Records:
----

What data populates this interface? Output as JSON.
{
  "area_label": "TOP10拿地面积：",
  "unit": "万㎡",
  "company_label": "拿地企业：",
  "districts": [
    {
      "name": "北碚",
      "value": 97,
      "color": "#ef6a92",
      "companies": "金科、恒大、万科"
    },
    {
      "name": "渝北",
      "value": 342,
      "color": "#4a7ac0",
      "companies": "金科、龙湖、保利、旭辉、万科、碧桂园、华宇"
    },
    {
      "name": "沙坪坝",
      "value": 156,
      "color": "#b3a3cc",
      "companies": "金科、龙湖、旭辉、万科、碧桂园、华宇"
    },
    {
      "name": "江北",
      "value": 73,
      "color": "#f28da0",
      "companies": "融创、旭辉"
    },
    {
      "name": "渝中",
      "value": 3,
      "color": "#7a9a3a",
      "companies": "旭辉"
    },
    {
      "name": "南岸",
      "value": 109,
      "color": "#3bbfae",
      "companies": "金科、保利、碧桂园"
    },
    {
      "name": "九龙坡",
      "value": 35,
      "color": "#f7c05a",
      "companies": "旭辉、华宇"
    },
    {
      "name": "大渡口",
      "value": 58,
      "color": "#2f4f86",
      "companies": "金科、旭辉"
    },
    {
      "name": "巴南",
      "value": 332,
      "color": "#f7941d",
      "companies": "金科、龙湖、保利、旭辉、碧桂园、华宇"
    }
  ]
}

----

BRIEF: Copy all the entries verbatim.

SOLUTION:
What data populates this interface? Output as JSON.
{
  "area_label": "TOP10拿地面积：",
  "unit": "万㎡",
  "company_label": "拿地企业：",
  "districts": [
    {
      "name": "北碚",
      "value": 97,
      "color": "#ef6a92",
      "companies": "金科、恒大、万科"
    },
    {
      "name": "渝北",
      "value": 342,
      "color": "#4a7ac0",
      "companies": "金科、龙湖、保利、旭辉、万科、碧桂园、华宇"
    },
    {
      "name": "沙坪坝",
      "value": 156,
      "color": "#b3a3cc",
      "companies": "金科、龙湖、旭辉、万科、碧桂园、华宇"
    },
    {
      "name": "江北",
      "value": 73,
      "color": "#f28da0",
      "companies": "融创、旭辉"
    },
    {
      "name": "渝中",
      "value": 3,
      "color": "#7a9a3a",
      "companies": "旭辉"
    },
    {
      "name": "南岸",
      "value": 109,
      "color": "#3bbfae",
      "companies": "金科、保利、碧桂园"
    },
    {
      "name": "九龙坡",
      "value": 35,
      "color": "#f7c05a",
      "companies": "旭辉、华宇"
    },
    {
      "name": "大渡口",
      "value": 58,
      "color": "#2f4f86",
      "companies": "金科、旭辉"
    },
    {
      "name": "巴南",
      "value": 332,
      "color": "#f7941d",
      "companies": "金科、龙湖、保利、旭辉、碧桂园、华宇"
    }
  ]
}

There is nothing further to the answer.